[DOCUMENT SEGMENT]

Studies also retrospectively evaluated the frequency of fetal abnormalities possibly due to ZIKV outbreak in French Polynesia that affected ~66% of the population.^56,57 In the 23-month period included in the study, eight cases of microcephaly were identified, of which five resulted in termination of pregnancy by medical abortion.⁵⁶ This study estimated the risk of microcephaly after ZIKV infection in pregnancy in 0.95%, and the first trimester seems to be the period at highest risk.⁵⁶ It is worth mentioning that, based on the analysis of Brazilian data, Johansson et al⁵⁷ proposed the risk of microcephaly ranging from 0.88% to 13.2% of ZIKV infection occurring in the first trimester of pregnancy, depending on the overall infection rate estimates. The lower end of this range was similar to the ~1% risk estimated for French Polynesia. Still there, a retrospective evaluation of 19 cases of congenital cerebral malformations, including five cases of microcephaly, described positive identification of ZIKV RNA by RT-PCR in four of them.⁵⁸ Another study reviewed the occurrence of fetal abnormalities in 4,285 births in the Polynesia Hospital Center.⁵⁹ Twelve cases of malformations were identified, and among them three cases of fetuses with severe CNS abnormalities and positive PCR for ZIKV in the amniotic fluid. Calcifications and ventriculomegaly were observed in all cases in fetal US. Microcephaly, low cerebellar biometry, occipital subependymal pseudocysts, polymicrogyria with laminar necrosis and opercular dysplasia, absent/or hypoplastic corpus callosum, and hypoplastic brainstem were detected through MRI.⁵⁹

The studies describing radiological abnormalities of the CNS in fetuses and neonates with presumed congenital ZIKV infection are summarized in Table 1.

Table 1 Main radiological abnormalities of the CNS described in fetuses and neonates with presumed congenital ZIKV infection Notes: aAssociation for AACD. bQuantiTect Probe RT-PCR Kit (Qiagen NV, Venlo, the Netherlands): blood and urine samples. cProfessor Fernando Figueira Integral Medicine Institute (IMIP). Abbreviations: AACD, Assistance of Disabled Children; CMV, cytomegalovirus; CNS, central nervous system; CSF, cerebrospinal fluid; CT, computed tomography; EEG, electroencephalogram; ELISA, enzyme-linked immunosorbent assay; HIV, human immunodeficiency virus; IHC, immunohistochemical; IgM, Immunoglobulin M; Igg Immunoglobulin G; MRI, magnetic resonance imaging; PCR, polymerase chain reaction; qPCR, quantitative PCR; RT, reverse transcriptase; TUS, transfontanellar ultrasound; US, ultrasound; ZIKV, Zika virus.

Ocular abnormalities in neonates possibly associated with ZIKV infection have also been reported. In a sample of 29 infants, from Salvador, Bahia, Brazil, with microcephaly and a presumed diagnosis of congenital ZIKV infection, ocular abnormalities were found in ten children (34.5%), and, in seven, the alterations were bilateral. The authors described focal pigment mottling of the retina and chorioretinal atrophy, optic nerve abnormalities, bilateral iris coloboma, and lens subluxation. From this sample, 23 mothers reported symptoms compatible with ZIKV infection during pregnancy, of which 18 occurred in the first trimester, four in the second trimester, and one in the third trimester.⁶⁰ A study from Recife, Pernambuco, Brazil, showed ten infants with similar ocular abnormalities, including gross pigment mottling and/or chorioretinal atrophy and optic nerve abnormalities. Seven mothers (70%) referred symptoms during pregnancy, six of them in the first trimester.⁶¹ Unfortunately, the diagnosis of ZIKV infection was based on the clinical symptoms of the mother during pregnancy, and also the exclusion of other infections such as syphilis, HIV, toxoplasmosis, cytomegalovirus, herpes simplex virus, and rubella.

[/DOCUMENT SEGMENT]

*WORK TO BE COMPLETED*. Reproduce part of the passage on Zika virus, beginning with the words "Table 1 Main" and stopping after the words "ZIKV, Zika virus.". None of the saved entries is needed for this work.

[MATERIAL PROVIDED]

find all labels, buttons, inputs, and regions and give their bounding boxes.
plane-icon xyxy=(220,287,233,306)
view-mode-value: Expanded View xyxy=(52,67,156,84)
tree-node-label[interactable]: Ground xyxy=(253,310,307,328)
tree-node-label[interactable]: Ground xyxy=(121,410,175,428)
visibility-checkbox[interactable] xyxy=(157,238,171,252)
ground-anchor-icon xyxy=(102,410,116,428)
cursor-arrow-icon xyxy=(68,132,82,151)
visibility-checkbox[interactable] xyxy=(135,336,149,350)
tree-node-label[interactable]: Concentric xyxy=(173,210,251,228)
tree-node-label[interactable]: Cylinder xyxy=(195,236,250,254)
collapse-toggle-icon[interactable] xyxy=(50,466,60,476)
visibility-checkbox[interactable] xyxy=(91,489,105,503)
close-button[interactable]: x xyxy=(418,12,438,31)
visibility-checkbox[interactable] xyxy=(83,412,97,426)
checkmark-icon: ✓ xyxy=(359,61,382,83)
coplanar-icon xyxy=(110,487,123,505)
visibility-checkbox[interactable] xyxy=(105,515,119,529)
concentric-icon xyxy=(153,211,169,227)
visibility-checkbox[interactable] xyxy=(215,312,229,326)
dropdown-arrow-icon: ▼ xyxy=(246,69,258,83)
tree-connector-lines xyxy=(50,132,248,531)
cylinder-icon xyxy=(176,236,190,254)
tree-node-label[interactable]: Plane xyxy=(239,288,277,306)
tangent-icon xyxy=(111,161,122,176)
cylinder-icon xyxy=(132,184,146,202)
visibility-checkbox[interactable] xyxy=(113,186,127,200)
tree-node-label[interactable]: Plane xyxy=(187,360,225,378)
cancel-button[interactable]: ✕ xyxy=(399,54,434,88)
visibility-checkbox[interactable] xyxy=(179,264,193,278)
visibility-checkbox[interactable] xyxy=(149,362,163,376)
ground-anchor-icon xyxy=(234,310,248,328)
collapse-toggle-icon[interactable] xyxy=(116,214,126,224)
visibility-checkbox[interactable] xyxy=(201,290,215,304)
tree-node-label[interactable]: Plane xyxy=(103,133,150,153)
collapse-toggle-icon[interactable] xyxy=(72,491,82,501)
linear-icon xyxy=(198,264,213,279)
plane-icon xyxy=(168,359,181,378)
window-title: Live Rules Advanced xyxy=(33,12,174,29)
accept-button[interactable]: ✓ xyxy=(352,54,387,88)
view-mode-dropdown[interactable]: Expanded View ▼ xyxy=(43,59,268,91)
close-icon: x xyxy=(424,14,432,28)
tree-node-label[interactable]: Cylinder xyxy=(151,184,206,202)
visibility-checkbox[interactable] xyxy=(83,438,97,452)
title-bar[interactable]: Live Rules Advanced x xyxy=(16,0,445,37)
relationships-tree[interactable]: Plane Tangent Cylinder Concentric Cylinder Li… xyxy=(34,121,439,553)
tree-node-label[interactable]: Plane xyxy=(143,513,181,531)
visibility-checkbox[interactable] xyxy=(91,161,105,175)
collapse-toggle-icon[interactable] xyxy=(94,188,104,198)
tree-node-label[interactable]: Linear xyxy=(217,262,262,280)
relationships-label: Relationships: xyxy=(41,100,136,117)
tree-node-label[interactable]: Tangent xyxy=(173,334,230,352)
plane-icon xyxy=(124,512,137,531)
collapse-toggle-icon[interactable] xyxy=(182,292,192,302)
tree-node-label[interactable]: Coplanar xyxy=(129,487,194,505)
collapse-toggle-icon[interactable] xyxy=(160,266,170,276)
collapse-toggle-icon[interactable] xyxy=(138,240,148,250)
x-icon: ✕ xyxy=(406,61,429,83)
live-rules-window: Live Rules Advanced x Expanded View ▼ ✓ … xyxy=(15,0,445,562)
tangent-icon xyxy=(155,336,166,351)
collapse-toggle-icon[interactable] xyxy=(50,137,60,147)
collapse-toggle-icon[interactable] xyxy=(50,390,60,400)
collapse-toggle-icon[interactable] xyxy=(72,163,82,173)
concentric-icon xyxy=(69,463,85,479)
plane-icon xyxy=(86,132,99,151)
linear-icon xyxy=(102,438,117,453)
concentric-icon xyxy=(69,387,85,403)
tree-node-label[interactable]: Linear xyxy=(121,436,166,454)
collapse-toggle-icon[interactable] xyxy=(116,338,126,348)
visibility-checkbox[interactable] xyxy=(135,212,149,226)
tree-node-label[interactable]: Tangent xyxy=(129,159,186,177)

[/MATERIAL PROVIDED]

*RESPONSE TO THIS TASK*.
Table 1 Main radiological abnormalities of the CNS described in fetuses and neonates with presumed congenital ZIKV infection Notes: aAssociation for AACD. bQuantiTect Probe RT-PCR Kit (Qiagen NV, Venlo, the Netherlands): blood and urine samples. cProfessor Fernando Figueira Integral Medicine Institute (IMIP). Abbreviations: AACD, Assistance of Disabled Children; CMV, cytomegalovirus; CNS, central nervous system; CSF, cerebrospinal fluid; CT, computed tomography; EEG, electroencephalogram; ELISA, enzyme-linked immunosorbent assay; HIV, human immunodeficiency virus; IHC, immunohistochemical; IgM, Immunoglobulin M; Igg Immunoglobulin G; MRI, magnetic resonance imaging; PCR, polymerase chain reaction; qPCR, quantitative PCR; RT, reverse transcriptase; TUS, transfontanellar ultrasound; US, ultrasound; ZIKV, Zika virus.